#### Material for this task

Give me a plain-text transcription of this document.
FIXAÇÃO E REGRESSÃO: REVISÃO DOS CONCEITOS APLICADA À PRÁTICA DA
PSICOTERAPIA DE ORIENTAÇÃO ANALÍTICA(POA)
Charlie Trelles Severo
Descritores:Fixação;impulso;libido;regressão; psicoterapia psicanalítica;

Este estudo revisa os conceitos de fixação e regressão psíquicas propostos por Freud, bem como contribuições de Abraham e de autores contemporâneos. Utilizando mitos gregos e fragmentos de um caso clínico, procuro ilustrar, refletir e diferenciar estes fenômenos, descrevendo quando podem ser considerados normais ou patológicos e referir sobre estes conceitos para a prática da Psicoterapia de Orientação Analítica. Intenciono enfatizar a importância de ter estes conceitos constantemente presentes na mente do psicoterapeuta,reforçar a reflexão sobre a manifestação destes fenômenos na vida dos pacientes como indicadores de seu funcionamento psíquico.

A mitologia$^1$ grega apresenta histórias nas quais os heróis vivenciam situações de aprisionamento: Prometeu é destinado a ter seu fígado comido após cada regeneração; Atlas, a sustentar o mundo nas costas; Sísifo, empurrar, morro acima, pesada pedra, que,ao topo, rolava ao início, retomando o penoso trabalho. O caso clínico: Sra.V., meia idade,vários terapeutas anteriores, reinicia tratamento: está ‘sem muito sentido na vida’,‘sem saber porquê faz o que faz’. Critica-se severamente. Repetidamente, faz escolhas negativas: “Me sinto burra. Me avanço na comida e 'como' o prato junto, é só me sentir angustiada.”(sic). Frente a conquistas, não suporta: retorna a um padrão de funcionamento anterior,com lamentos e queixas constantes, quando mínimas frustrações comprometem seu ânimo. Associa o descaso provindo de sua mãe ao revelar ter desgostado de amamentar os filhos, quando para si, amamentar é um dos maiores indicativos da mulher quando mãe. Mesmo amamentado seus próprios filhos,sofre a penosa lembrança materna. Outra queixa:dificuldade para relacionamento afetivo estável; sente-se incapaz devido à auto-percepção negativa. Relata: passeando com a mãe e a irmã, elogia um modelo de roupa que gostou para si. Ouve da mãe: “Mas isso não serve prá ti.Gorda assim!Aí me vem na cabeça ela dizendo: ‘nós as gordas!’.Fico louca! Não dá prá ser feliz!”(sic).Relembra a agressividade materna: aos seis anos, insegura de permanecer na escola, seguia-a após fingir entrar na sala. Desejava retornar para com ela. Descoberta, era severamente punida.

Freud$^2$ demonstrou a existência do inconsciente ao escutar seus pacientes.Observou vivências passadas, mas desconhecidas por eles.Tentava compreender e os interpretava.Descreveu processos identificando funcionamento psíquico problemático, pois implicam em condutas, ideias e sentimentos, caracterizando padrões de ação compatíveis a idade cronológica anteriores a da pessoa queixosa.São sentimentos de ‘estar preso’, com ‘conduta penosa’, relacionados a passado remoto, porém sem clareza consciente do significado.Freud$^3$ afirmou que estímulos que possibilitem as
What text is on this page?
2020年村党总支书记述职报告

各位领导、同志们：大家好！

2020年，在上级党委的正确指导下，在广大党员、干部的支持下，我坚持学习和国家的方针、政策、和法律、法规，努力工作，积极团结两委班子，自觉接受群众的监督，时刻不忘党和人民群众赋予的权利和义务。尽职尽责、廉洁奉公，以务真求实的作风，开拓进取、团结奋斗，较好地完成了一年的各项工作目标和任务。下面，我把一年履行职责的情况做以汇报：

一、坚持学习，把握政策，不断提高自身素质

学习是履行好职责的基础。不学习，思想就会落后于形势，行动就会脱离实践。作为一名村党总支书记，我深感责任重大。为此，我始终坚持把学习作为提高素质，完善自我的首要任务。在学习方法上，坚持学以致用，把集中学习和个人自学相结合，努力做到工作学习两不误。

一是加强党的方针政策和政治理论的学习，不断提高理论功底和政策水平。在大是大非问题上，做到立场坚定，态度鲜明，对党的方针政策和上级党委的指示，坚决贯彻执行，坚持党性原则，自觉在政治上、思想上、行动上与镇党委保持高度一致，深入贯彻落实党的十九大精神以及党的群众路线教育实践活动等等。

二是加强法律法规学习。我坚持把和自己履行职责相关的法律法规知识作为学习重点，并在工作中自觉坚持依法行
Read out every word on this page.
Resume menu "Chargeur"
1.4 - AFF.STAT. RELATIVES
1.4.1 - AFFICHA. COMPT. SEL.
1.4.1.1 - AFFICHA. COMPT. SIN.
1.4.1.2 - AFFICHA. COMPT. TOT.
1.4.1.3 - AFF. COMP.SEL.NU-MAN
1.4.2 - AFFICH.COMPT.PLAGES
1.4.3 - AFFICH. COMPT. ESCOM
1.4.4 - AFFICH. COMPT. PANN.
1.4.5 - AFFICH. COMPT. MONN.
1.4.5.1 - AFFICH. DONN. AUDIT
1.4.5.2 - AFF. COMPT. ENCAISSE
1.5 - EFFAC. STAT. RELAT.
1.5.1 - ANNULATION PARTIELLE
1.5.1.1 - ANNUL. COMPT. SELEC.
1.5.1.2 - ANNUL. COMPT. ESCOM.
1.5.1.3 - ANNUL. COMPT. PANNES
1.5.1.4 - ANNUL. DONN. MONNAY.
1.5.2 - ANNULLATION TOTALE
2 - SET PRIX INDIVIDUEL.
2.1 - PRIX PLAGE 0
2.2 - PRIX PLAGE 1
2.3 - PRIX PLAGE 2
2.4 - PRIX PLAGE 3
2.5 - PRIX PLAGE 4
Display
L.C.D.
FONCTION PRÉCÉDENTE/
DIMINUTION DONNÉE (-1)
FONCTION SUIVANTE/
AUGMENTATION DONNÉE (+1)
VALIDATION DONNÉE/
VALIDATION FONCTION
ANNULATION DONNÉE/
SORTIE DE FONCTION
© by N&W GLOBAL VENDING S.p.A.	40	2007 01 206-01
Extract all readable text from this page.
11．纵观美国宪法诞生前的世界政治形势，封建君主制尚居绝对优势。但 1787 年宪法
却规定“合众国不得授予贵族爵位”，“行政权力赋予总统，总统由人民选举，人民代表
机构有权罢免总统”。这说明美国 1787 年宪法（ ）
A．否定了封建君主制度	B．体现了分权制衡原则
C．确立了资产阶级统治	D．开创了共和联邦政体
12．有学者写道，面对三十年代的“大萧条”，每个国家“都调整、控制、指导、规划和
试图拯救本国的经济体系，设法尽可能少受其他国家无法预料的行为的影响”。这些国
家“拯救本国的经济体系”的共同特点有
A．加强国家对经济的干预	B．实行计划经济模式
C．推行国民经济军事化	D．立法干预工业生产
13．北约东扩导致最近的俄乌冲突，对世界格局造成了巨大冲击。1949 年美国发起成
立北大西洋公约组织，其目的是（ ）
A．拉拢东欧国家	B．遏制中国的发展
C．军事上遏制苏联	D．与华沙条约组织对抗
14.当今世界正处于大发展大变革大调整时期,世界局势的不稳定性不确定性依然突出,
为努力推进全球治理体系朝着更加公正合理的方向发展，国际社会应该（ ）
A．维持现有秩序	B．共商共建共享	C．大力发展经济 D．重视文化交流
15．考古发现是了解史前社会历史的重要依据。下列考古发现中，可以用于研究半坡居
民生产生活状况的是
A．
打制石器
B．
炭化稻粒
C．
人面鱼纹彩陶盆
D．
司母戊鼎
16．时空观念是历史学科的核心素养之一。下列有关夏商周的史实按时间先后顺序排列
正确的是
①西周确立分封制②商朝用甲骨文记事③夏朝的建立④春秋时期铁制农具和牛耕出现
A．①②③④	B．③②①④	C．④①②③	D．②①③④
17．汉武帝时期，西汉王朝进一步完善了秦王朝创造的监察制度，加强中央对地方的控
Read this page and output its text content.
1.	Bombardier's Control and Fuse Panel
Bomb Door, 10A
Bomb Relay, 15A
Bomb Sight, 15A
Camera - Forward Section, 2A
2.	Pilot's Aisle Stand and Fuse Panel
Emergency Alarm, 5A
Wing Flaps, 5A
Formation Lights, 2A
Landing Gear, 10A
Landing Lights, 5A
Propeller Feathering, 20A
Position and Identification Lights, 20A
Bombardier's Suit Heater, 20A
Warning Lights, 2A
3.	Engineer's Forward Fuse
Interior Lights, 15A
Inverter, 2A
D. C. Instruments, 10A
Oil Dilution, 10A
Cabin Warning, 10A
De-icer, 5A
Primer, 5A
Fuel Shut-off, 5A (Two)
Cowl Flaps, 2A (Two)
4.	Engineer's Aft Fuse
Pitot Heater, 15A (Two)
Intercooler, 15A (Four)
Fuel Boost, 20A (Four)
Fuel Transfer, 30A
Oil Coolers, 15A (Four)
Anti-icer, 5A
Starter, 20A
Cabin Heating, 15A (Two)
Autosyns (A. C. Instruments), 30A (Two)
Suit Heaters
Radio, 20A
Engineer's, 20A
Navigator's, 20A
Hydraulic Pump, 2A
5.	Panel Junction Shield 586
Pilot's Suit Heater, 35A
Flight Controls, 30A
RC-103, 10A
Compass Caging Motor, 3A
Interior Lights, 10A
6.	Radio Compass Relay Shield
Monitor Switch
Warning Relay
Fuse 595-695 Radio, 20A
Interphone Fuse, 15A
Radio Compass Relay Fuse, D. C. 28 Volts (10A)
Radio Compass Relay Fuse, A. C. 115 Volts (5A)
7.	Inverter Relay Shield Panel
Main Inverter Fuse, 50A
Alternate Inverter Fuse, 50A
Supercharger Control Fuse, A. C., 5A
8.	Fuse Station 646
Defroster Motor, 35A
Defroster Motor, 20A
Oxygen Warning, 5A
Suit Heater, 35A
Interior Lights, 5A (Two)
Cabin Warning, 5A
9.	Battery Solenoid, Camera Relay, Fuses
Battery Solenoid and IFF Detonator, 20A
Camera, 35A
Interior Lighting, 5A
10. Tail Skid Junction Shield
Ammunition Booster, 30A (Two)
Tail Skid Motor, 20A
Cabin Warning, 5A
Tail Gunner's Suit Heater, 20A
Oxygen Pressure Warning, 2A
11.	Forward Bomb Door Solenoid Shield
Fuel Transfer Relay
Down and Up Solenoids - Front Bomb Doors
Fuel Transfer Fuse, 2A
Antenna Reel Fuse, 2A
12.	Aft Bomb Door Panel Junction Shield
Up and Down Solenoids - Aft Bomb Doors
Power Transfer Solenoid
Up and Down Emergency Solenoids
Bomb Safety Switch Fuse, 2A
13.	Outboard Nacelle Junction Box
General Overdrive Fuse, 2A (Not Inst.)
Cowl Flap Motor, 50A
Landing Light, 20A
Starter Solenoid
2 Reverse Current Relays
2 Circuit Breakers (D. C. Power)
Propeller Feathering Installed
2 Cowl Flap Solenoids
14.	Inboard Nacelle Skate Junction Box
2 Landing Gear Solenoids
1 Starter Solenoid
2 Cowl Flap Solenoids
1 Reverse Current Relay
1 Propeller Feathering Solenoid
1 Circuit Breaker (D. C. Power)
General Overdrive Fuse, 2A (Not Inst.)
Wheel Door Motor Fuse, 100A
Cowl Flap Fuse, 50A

########

What is expected:
Pull out every line of the entries that includes the word "Compass".

Task answer:
Compass Caging Motor, 3A
6.	Radio Compass Relay Shield
Radio Compass Relay Fuse, D. C. 28 Volts (10A)
Radio Compass Relay Fuse, A. C. 115 Volts (5A)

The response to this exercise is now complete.